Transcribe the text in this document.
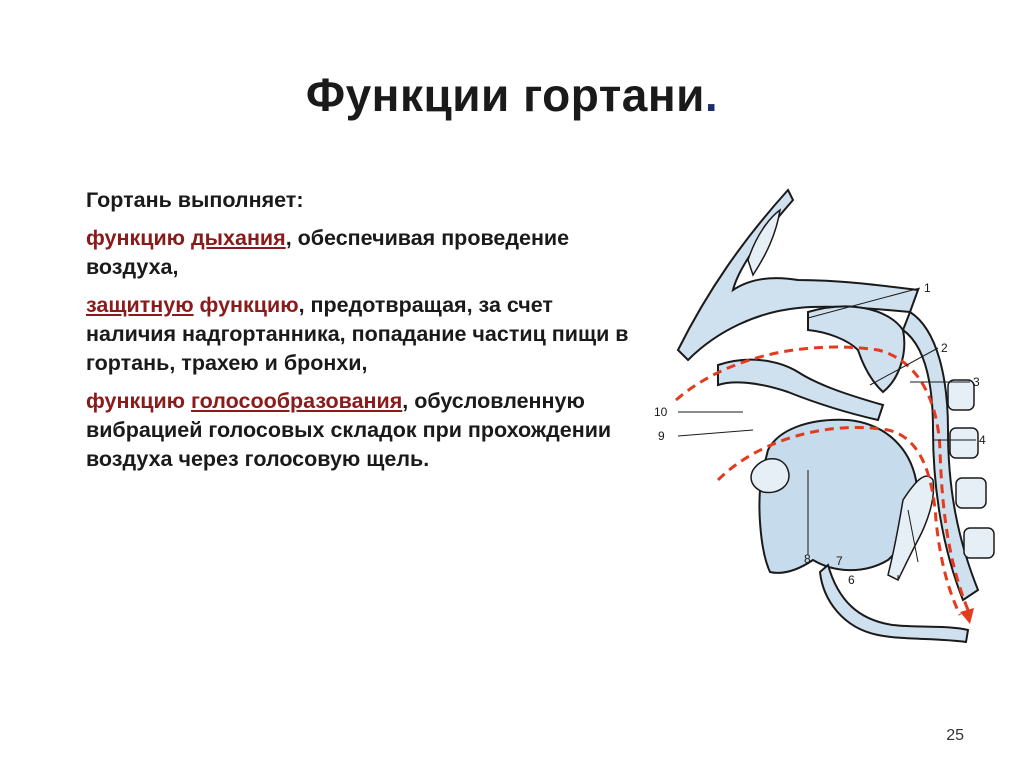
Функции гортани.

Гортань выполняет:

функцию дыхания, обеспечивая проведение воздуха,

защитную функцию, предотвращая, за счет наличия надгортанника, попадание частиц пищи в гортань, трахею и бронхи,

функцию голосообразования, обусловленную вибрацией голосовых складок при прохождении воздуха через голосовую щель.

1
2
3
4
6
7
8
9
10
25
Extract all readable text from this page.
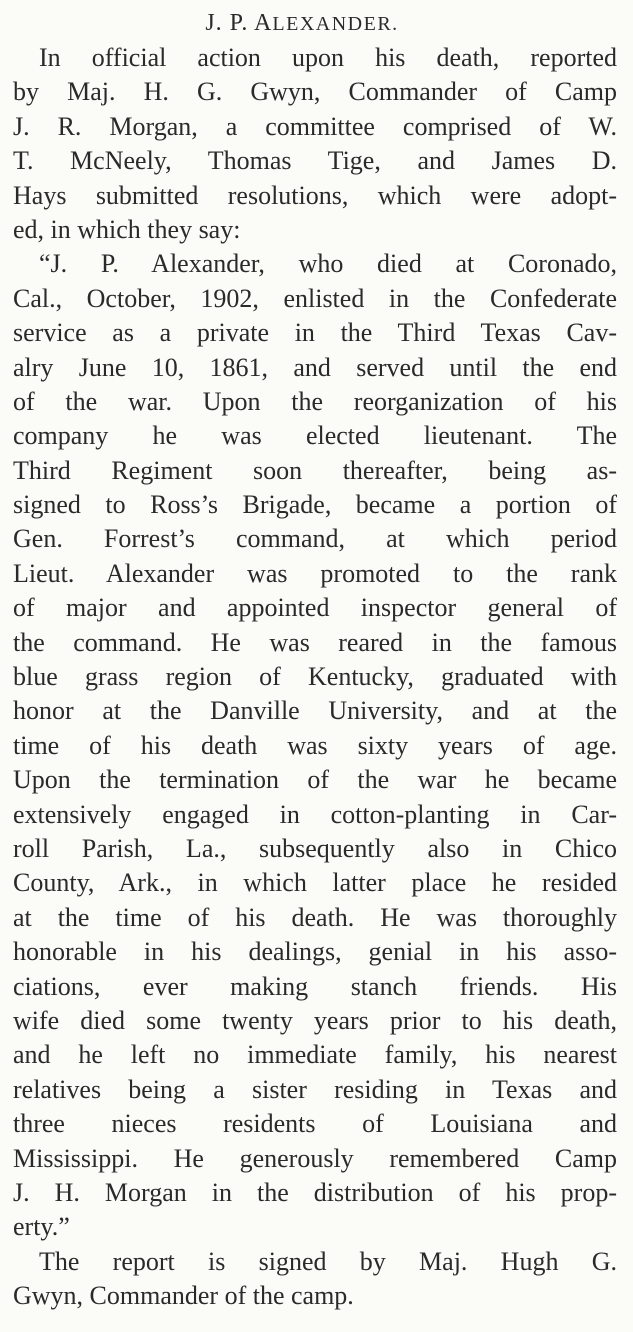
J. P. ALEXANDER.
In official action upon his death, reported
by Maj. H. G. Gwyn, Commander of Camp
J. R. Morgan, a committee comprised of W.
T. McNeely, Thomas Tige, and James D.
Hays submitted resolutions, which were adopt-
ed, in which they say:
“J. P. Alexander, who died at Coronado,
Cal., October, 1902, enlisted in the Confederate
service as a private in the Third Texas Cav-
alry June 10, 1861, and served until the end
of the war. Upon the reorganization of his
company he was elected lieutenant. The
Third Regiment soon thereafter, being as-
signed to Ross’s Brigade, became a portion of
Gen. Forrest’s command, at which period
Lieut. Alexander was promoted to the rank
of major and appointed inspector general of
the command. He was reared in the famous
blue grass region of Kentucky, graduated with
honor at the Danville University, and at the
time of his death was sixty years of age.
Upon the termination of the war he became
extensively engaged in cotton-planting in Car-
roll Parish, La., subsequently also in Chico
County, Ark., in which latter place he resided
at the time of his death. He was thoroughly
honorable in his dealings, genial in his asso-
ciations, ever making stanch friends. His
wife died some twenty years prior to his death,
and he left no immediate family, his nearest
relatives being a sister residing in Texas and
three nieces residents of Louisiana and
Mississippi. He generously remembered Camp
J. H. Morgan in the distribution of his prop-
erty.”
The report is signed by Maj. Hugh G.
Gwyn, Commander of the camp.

Goal of the exercise —
Every record above should be written out again exactly; the pictures stay out of the copy.

Output below —
Transcribe the text in this document.
Функции гортани.

Гортань выполняет:

функцию дыхания, обеспечивая проведение воздуха,

защитную функцию, предотвращая, за счет наличия надгортанника, попадание частиц пищи в гортань, трахею и бронхи,

функцию голосообразования, обусловленную вибрацией голосовых складок при прохождении воздуха через голосовую щель.

1
2
3
4
6
7
8
9
10
25
Extract all readable text from this page.
J. P. ALEXANDER.
In official action upon his death, reported
by Maj. H. G. Gwyn, Commander of Camp
J. R. Morgan, a committee comprised of W.
T. McNeely, Thomas Tige, and James D.
Hays submitted resolutions, which were adopt-
ed, in which they say:
“J. P. Alexander, who died at Coronado,
Cal., October, 1902, enlisted in the Confederate
service as a private in the Third Texas Cav-
alry June 10, 1861, and served until the end
of the war. Upon the reorganization of his
company he was elected lieutenant. The
Third Regiment soon thereafter, being as-
signed to Ross’s Brigade, became a portion of
Gen. Forrest’s command, at which period
Lieut. Alexander was promoted to the rank
of major and appointed inspector general of
the command. He was reared in the famous
blue grass region of Kentucky, graduated with
honor at the Danville University, and at the
time of his death was sixty years of age.
Upon the termination of the war he became
extensively engaged in cotton-planting in Car-
roll Parish, La., subsequently also in Chico
County, Ark., in which latter place he resided
at the time of his death. He was thoroughly
honorable in his dealings, genial in his asso-
ciations, ever making stanch friends. His
wife died some twenty years prior to his death,
and he left no immediate family, his nearest
relatives being a sister residing in Texas and
three nieces residents of Louisiana and
Mississippi. He generously remembered Camp
J. H. Morgan in the distribution of his prop-
erty.”
The report is signed by Maj. Hugh G.
Gwyn, Commander of the camp.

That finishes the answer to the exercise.